:: Activity ::
Please retype the listing below without a single change.

:: Source records ::
┄┄┄┄┄┄
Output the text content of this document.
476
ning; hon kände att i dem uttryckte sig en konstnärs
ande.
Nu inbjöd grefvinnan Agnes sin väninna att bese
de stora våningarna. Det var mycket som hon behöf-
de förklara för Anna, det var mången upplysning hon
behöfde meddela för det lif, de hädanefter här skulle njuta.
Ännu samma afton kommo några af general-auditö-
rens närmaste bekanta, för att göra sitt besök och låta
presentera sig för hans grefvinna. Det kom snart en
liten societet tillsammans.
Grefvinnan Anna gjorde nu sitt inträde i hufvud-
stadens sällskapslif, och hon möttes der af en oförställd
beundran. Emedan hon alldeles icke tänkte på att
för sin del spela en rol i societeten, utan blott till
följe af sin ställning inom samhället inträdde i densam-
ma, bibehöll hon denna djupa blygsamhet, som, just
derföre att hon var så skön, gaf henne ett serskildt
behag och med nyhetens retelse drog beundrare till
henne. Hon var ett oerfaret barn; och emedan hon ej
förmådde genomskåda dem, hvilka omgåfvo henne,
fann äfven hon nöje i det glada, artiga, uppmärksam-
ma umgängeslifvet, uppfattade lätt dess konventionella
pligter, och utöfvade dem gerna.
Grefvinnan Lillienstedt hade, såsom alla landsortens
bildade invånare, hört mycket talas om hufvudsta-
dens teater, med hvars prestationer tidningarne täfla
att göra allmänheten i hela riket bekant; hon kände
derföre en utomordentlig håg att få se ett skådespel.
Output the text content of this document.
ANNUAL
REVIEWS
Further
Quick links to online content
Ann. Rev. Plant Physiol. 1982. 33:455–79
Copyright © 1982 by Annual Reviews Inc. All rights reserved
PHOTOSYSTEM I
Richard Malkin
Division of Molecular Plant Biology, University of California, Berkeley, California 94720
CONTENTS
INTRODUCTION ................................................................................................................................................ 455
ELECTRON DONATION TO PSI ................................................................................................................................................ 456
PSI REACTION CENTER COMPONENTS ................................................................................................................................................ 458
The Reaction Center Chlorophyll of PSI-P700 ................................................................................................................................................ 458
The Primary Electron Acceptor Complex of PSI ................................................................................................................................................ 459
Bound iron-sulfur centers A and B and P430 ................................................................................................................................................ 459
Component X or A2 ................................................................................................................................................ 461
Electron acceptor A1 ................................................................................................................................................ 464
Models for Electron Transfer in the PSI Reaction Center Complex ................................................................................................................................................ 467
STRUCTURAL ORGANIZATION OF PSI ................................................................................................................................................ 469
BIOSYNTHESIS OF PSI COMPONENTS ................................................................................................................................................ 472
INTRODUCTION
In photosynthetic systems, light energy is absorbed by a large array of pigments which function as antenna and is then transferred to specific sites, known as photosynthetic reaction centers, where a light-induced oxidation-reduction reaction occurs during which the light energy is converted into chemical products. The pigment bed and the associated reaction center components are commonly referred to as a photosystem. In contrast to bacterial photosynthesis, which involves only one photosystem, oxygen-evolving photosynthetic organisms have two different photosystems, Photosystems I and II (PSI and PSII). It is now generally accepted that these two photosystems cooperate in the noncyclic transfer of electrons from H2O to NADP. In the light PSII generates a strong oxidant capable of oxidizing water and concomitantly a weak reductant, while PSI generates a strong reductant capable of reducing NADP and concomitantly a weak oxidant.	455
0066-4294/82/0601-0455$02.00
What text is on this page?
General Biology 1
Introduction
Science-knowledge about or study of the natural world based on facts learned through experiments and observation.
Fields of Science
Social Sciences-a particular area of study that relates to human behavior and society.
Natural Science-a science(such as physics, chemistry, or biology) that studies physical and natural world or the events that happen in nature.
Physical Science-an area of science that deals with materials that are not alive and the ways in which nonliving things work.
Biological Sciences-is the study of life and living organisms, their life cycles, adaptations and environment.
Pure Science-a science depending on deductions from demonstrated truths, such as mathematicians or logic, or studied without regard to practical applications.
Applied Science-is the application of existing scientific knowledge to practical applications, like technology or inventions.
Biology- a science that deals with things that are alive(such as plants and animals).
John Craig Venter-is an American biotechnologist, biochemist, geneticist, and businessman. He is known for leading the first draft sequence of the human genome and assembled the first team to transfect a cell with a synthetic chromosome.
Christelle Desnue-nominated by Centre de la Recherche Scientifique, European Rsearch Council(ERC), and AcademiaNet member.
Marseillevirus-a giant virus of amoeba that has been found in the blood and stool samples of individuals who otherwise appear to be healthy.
┄┄┄┄┄┄
:: Finished exercise ::
Output the text content of this document.
476
ning; hon kände att i dem uttryckte sig en konstnärs
ande.
Nu inbjöd grefvinnan Agnes sin väninna att bese
de stora våningarna. Det var mycket som hon behöf-
de förklara för Anna, det var mången upplysning hon
behöfde meddela för det lif, de hädanefter här skulle njuta.
Ännu samma afton kommo några af general-auditö-
rens närmaste bekanta, för att göra sitt besök och låta
presentera sig för hans grefvinna. Det kom snart en
liten societet tillsammans.
Grefvinnan Anna gjorde nu sitt inträde i hufvud-
stadens sällskapslif, och hon möttes der af en oförställd
beundran. Emedan hon alldeles icke tänkte på att
för sin del spela en rol i societeten, utan blott till
följe af sin ställning inom samhället inträdde i densam-
ma, bibehöll hon denna djupa blygsamhet, som, just
derföre att hon var så skön, gaf henne ett serskildt
behag och med nyhetens retelse drog beundrare till
henne. Hon var ett oerfaret barn; och emedan hon ej
förmådde genomskåda dem, hvilka omgåfvo henne,
fann äfven hon nöje i det glada, artiga, uppmärksam-
ma umgängeslifvet, uppfattade lätt dess konventionella
pligter, och utöfvade dem gerna.
Grefvinnan Lillienstedt hade, såsom alla landsortens
bildade invånare, hört mycket talas om hufvudsta-
dens teater, med hvars prestationer tidningarne täfla
att göra allmänheten i hela riket bekant; hon kände
derföre en utomordentlig håg att få se ett skådespel.
Output the text content of this document.
ANNUAL
REVIEWS
Further
Quick links to online content
Ann. Rev. Plant Physiol. 1982. 33:455–79
Copyright © 1982 by Annual Reviews Inc. All rights reserved
PHOTOSYSTEM I
Richard Malkin
Division of Molecular Plant Biology, University of California, Berkeley, California 94720
CONTENTS
INTRODUCTION ................................................................................................................................................ 455
ELECTRON DONATION TO PSI ................................................................................................................................................ 456
PSI REACTION CENTER COMPONENTS ................................................................................................................................................ 458
The Reaction Center Chlorophyll of PSI-P700 ................................................................................................................................................ 458
The Primary Electron Acceptor Complex of PSI ................................................................................................................................................ 459
Bound iron-sulfur centers A and B and P430 ................................................................................................................................................ 459
Component X or A2 ................................................................................................................................................ 461
Electron acceptor A1 ................................................................................................................................................ 464
Models for Electron Transfer in the PSI Reaction Center Complex ................................................................................................................................................ 467
STRUCTURAL ORGANIZATION OF PSI ................................................................................................................................................ 469
BIOSYNTHESIS OF PSI COMPONENTS ................................................................................................................................................ 472
INTRODUCTION
In photosynthetic systems, light energy is absorbed by a large array of pigments which function as antenna and is then transferred to specific sites, known as photosynthetic reaction centers, where a light-induced oxidation-reduction reaction occurs during which the light energy is converted into chemical products. The pigment bed and the associated reaction center components are commonly referred to as a photosystem. In contrast to bacterial photosynthesis, which involves only one photosystem, oxygen-evolving photosynthetic organisms have two different photosystems, Photosystems I and II (PSI and PSII). It is now generally accepted that these two photosystems cooperate in the noncyclic transfer of electrons from H2O to NADP. In the light PSII generates a strong oxidant capable of oxidizing water and concomitantly a weak reductant, while PSI generates a strong reductant capable of reducing NADP and concomitantly a weak oxidant.	455
0066-4294/82/0601-0455$02.00
What text is on this page?
General Biology 1
Introduction
Science-knowledge about or study of the natural world based on facts learned through experiments and observation.
Fields of Science
Social Sciences-a particular area of study that relates to human behavior and society.
Natural Science-a science(such as physics, chemistry, or biology) that studies physical and natural world or the events that happen in nature.
Physical Science-an area of science that deals with materials that are not alive and the ways in which nonliving things work.
Biological Sciences-is the study of life and living organisms, their life cycles, adaptations and environment.
Pure Science-a science depending on deductions from demonstrated truths, such as mathematicians or logic, or studied without regard to practical applications.
Applied Science-is the application of existing scientific knowledge to practical applications, like technology or inventions.
Biology- a science that deals with things that are alive(such as plants and animals).
John Craig Venter-is an American biotechnologist, biochemist, geneticist, and businessman. He is known for leading the first draft sequence of the human genome and assembled the first team to transfect a cell with a synthetic chromosome.
Christelle Desnue-nominated by Centre de la Recherche Scientifique, European Rsearch Council(ERC), and AcademiaNet member.
Marseillevirus-a giant virus of amoeba that has been found in the blood and stool samples of individuals who otherwise appear to be healthy.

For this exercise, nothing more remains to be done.